## TASK TO CARRY OUT
Copy every record word for word.

## PROVIDED DATA
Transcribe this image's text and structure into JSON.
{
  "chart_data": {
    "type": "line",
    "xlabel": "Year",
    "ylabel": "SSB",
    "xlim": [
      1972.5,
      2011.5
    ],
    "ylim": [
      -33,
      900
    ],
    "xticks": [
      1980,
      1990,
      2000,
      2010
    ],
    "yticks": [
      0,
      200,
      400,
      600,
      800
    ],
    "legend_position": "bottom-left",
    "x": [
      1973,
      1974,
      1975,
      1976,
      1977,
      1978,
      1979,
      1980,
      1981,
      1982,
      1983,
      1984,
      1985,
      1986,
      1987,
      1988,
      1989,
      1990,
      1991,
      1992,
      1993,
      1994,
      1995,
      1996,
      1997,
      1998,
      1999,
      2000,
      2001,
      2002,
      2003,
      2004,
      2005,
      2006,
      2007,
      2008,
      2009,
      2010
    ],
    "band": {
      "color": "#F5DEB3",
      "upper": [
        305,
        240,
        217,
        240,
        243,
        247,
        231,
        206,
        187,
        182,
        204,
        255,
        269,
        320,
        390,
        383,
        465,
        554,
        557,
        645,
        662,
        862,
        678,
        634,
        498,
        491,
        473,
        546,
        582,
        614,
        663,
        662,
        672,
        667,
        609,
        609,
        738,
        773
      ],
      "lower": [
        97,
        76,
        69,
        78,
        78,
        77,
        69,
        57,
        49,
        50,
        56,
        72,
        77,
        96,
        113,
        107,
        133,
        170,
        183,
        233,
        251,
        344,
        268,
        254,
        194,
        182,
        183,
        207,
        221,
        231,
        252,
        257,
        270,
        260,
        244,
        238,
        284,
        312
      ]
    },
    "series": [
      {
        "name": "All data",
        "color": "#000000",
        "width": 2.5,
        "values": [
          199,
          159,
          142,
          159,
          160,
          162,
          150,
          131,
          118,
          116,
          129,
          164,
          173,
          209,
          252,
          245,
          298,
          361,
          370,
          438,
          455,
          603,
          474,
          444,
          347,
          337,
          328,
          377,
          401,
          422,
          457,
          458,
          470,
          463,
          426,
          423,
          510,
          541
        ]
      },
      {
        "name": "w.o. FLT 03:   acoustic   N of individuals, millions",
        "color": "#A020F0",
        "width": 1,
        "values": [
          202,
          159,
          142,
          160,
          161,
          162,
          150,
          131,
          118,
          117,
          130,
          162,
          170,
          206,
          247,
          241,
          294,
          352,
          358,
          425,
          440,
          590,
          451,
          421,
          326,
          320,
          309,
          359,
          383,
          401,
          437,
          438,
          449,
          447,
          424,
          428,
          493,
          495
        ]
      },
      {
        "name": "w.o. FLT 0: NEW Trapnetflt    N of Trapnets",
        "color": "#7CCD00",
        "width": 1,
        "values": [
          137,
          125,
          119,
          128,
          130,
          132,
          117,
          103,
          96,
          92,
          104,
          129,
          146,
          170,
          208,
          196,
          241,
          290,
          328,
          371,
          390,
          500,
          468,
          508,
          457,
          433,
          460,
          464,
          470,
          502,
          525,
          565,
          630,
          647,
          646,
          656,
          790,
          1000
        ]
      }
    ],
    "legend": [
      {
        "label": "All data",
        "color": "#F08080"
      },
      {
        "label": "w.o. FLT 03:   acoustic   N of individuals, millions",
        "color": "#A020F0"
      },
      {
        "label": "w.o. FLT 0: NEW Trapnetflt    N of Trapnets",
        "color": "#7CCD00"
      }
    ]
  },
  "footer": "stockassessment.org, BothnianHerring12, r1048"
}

## EXPECTED ANSWER
Transcribe this image's text and structure into JSON.
{
  "chart_data": {
    "type": "line",
    "xlabel": "Year",
    "ylabel": "SSB",
    "xlim": [
      1972.5,
      2011.5
    ],
    "ylim": [
      -33,
      900
    ],
    "xticks": [
      1980,
      1990,
      2000,
      2010
    ],
    "yticks": [
      0,
      200,
      400,
      600,
      800
    ],
    "legend_position": "bottom-left",
    "x": [
      1973,
      1974,
      1975,
      1976,
      1977,
      1978,
      1979,
      1980,
      1981,
      1982,
      1983,
      1984,
      1985,
      1986,
      1987,
      1988,
      1989,
      1990,
      1991,
      1992,
      1993,
      1994,
      1995,
      1996,
      1997,
      1998,
      1999,
      2000,
      2001,
      2002,
      2003,
      2004,
      2005,
      2006,
      2007,
      2008,
      2009,
      2010
    ],
    "band": {
      "color": "#F5DEB3",
      "upper": [
        305,
        240,
        217,
        240,
        243,
        247,
        231,
        206,
        187,
        182,
        204,
        255,
        269,
        320,
        390,
        383,
        465,
        554,
        557,
        645,
        662,
        862,
        678,
        634,
        498,
        491,
        473,
        546,
        582,
        614,
        663,
        662,
        672,
        667,
        609,
        609,
        738,
        773
      ],
      "lower": [
        97,
        76,
        69,
        78,
        78,
        77,
        69,
        57,
        49,
        50,
        56,
        72,
        77,
        96,
        113,
        107,
        133,
        170,
        183,
        233,
        251,
        344,
        268,
        254,
        194,
        182,
        183,
        207,
        221,
        231,
        252,
        257,
        270,
        260,
        244,
        238,
        284,
        312
      ]
    },
    "series": [
      {
        "name": "All data",
        "color": "#000000",
        "width": 2.5,
        "values": [
          199,
          159,
          142,
          159,
          160,
          162,
          150,
          131,
          118,
          116,
          129,
          164,
          173,
          209,
          252,
          245,
          298,
          361,
          370,
          438,
          455,
          603,
          474,
          444,
          347,
          337,
          328,
          377,
          401,
          422,
          457,
          458,
          470,
          463,
          426,
          423,
          510,
          541
        ]
      },
      {
        "name": "w.o. FLT 03:   acoustic   N of individuals, millions",
        "color": "#A020F0",
        "width": 1,
        "values": [
          202,
          159,
          142,
          160,
          161,
          162,
          150,
          131,
          118,
          117,
          130,
          162,
          170,
          206,
          247,
          241,
          294,
          352,
          358,
          425,
          440,
          590,
          451,
          421,
          326,
          320,
          309,
          359,
          383,
          401,
          437,
          438,
          449,
          447,
          424,
          428,
          493,
          495
        ]
      },
      {
        "name": "w.o. FLT 0: NEW Trapnetflt    N of Trapnets",
        "color": "#7CCD00",
        "width": 1,
        "values": [
          137,
          125,
          119,
          128,
          130,
          132,
          117,
          103,
          96,
          92,
          104,
          129,
          146,
          170,
          208,
          196,
          241,
          290,
          328,
          371,
          390,
          500,
          468,
          508,
          457,
          433,
          460,
          464,
          470,
          502,
          525,
          565,
          630,
          647,
          646,
          656,
          790,
          1000
        ]
      }
    ],
    "legend": [
      {
        "label": "All data",
        "color": "#F08080"
      },
      {
        "label": "w.o. FLT 03:   acoustic   N of individuals, millions",
        "color": "#A020F0"
      },
      {
        "label": "w.o. FLT 0: NEW Trapnetflt    N of Trapnets",
        "color": "#7CCD00"
      }
    ]
  },
  "footer": "stockassessment.org, BothnianHerring12, r1048"
}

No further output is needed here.